Brief |
What follows is a listing. Return every line of it exactly.

─── Records shown

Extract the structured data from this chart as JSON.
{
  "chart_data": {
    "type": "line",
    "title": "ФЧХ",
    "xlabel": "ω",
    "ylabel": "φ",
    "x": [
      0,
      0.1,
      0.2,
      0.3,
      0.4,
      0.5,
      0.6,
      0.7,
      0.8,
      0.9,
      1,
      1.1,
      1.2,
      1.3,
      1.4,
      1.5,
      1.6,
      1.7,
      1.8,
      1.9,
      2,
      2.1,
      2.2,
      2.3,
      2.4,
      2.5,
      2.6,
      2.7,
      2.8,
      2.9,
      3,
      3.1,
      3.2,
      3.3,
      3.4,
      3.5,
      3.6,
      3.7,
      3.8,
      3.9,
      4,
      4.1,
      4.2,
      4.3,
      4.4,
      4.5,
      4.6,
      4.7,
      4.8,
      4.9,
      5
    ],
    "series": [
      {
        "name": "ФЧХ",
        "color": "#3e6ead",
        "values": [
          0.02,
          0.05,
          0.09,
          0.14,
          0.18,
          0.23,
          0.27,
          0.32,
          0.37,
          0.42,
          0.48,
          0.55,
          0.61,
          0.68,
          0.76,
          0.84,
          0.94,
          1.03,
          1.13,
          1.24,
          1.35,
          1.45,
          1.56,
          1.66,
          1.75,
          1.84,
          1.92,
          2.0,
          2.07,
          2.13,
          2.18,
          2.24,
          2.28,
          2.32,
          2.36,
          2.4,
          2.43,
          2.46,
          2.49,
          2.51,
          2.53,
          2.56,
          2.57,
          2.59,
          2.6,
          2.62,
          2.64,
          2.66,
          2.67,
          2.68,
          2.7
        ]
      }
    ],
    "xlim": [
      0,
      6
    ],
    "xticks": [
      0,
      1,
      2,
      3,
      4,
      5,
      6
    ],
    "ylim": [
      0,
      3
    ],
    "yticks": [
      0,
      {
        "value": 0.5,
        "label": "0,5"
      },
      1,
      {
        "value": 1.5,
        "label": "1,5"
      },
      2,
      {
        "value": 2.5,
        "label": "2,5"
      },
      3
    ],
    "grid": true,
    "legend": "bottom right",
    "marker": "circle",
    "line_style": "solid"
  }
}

──────

Final answer |
Extract the structured data from this chart as JSON.
{
  "chart_data": {
    "type": "line",
    "title": "ФЧХ",
    "xlabel": "ω",
    "ylabel": "φ",
    "x": [
      0,
      0.1,
      0.2,
      0.3,
      0.4,
      0.5,
      0.6,
      0.7,
      0.8,
      0.9,
      1,
      1.1,
      1.2,
      1.3,
      1.4,
      1.5,
      1.6,
      1.7,
      1.8,
      1.9,
      2,
      2.1,
      2.2,
      2.3,
      2.4,
      2.5,
      2.6,
      2.7,
      2.8,
      2.9,
      3,
      3.1,
      3.2,
      3.3,
      3.4,
      3.5,
      3.6,
      3.7,
      3.8,
      3.9,
      4,
      4.1,
      4.2,
      4.3,
      4.4,
      4.5,
      4.6,
      4.7,
      4.8,
      4.9,
      5
    ],
    "series": [
      {
        "name": "ФЧХ",
        "color": "#3e6ead",
        "values": [
          0.02,
          0.05,
          0.09,
          0.14,
          0.18,
          0.23,
          0.27,
          0.32,
          0.37,
          0.42,
          0.48,
          0.55,
          0.61,
          0.68,
          0.76,
          0.84,
          0.94,
          1.03,
          1.13,
          1.24,
          1.35,
          1.45,
          1.56,
          1.66,
          1.75,
          1.84,
          1.92,
          2.0,
          2.07,
          2.13,
          2.18,
          2.24,
          2.28,
          2.32,
          2.36,
          2.4,
          2.43,
          2.46,
          2.49,
          2.51,
          2.53,
          2.56,
          2.57,
          2.59,
          2.6,
          2.62,
          2.64,
          2.66,
          2.67,
          2.68,
          2.7
        ]
      }
    ],
    "xlim": [
      0,
      6
    ],
    "xticks": [
      0,
      1,
      2,
      3,
      4,
      5,
      6
    ],
    "ylim": [
      0,
      3
    ],
    "yticks": [
      0,
      {
        "value": 0.5,
        "label": "0,5"
      },
      1,
      {
        "value": 1.5,
        "label": "1,5"
      },
      2,
      {
        "value": 2.5,
        "label": "2,5"
      },
      3
    ],
    "grid": true,
    "legend": "bottom right",
    "marker": "circle",
    "line_style": "solid"
  }
}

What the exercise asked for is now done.